─── MATERIAL FOR THE TASK

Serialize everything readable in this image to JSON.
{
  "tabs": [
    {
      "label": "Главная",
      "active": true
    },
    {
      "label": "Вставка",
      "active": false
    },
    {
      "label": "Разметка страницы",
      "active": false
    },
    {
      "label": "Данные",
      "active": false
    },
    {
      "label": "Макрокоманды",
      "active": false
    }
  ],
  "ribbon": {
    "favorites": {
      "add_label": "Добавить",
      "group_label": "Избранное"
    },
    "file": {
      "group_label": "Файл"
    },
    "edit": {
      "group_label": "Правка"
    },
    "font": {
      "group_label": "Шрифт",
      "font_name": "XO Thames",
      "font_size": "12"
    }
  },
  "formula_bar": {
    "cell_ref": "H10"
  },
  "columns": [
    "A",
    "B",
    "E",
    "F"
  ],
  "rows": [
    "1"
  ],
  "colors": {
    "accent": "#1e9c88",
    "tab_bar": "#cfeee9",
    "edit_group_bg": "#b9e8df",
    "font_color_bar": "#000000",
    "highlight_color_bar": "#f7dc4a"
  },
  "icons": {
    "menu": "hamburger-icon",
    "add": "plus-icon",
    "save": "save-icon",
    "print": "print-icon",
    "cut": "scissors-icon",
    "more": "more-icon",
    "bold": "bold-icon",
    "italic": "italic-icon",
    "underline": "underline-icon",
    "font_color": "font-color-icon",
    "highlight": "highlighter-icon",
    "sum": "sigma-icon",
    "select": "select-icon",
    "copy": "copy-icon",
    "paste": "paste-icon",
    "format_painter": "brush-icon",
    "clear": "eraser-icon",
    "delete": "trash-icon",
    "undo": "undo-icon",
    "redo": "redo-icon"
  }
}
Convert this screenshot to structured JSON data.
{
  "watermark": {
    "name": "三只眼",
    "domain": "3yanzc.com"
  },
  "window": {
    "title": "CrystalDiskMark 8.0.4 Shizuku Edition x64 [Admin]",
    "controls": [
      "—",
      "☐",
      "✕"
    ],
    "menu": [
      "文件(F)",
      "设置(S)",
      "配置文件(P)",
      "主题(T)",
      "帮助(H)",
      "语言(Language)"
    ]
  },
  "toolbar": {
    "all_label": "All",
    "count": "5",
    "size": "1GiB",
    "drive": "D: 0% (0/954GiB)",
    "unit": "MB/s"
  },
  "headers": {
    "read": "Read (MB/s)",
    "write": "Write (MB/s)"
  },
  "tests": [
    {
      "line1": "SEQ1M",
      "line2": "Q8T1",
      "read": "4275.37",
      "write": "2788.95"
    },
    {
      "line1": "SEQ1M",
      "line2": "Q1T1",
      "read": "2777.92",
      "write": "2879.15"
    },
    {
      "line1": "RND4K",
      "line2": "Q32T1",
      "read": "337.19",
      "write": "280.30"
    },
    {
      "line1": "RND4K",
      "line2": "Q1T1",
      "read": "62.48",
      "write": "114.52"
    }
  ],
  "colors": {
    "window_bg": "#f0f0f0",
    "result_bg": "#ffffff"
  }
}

──────

*WHAT NEEDS TO BE DONE*
All of the records must be retyped exactly as they are.

*RESPONSE FOR THIS EXERCISE*
Serialize everything readable in this image to JSON.
{
  "tabs": [
    {
      "label": "Главная",
      "active": true
    },
    {
      "label": "Вставка",
      "active": false
    },
    {
      "label": "Разметка страницы",
      "active": false
    },
    {
      "label": "Данные",
      "active": false
    },
    {
      "label": "Макрокоманды",
      "active": false
    }
  ],
  "ribbon": {
    "favorites": {
      "add_label": "Добавить",
      "group_label": "Избранное"
    },
    "file": {
      "group_label": "Файл"
    },
    "edit": {
      "group_label": "Правка"
    },
    "font": {
      "group_label": "Шрифт",
      "font_name": "XO Thames",
      "font_size": "12"
    }
  },
  "formula_bar": {
    "cell_ref": "H10"
  },
  "columns": [
    "A",
    "B",
    "E",
    "F"
  ],
  "rows": [
    "1"
  ],
  "colors": {
    "accent": "#1e9c88",
    "tab_bar": "#cfeee9",
    "edit_group_bg": "#b9e8df",
    "font_color_bar": "#000000",
    "highlight_color_bar": "#f7dc4a"
  },
  "icons": {
    "menu": "hamburger-icon",
    "add": "plus-icon",
    "save": "save-icon",
    "print": "print-icon",
    "cut": "scissors-icon",
    "more": "more-icon",
    "bold": "bold-icon",
    "italic": "italic-icon",
    "underline": "underline-icon",
    "font_color": "font-color-icon",
    "highlight": "highlighter-icon",
    "sum": "sigma-icon",
    "select": "select-icon",
    "copy": "copy-icon",
    "paste": "paste-icon",
    "format_painter": "brush-icon",
    "clear": "eraser-icon",
    "delete": "trash-icon",
    "undo": "undo-icon",
    "redo": "redo-icon"
  }
}
Convert this screenshot to structured JSON data.
{
  "watermark": {
    "name": "三只眼",
    "domain": "3yanzc.com"
  },
  "window": {
    "title": "CrystalDiskMark 8.0.4 Shizuku Edition x64 [Admin]",
    "controls": [
      "—",
      "☐",
      "✕"
    ],
    "menu": [
      "文件(F)",
      "设置(S)",
      "配置文件(P)",
      "主题(T)",
      "帮助(H)",
      "语言(Language)"
    ]
  },
  "toolbar": {
    "all_label": "All",
    "count": "5",
    "size": "1GiB",
    "drive": "D: 0% (0/954GiB)",
    "unit": "MB/s"
  },
  "headers": {
    "read": "Read (MB/s)",
    "write": "Write (MB/s)"
  },
  "tests": [
    {
      "line1": "SEQ1M",
      "line2": "Q8T1",
      "read": "4275.37",
      "write": "2788.95"
    },
    {
      "line1": "SEQ1M",
      "line2": "Q1T1",
      "read": "2777.92",
      "write": "2879.15"
    },
    {
      "line1": "RND4K",
      "line2": "Q32T1",
      "read": "337.19",
      "write": "280.30"
    },
    {
      "line1": "RND4K",
      "line2": "Q1T1",
      "read": "62.48",
      "write": "114.52"
    }
  ],
  "colors": {
    "window_bg": "#f0f0f0",
    "result_bg": "#ffffff"
  }
}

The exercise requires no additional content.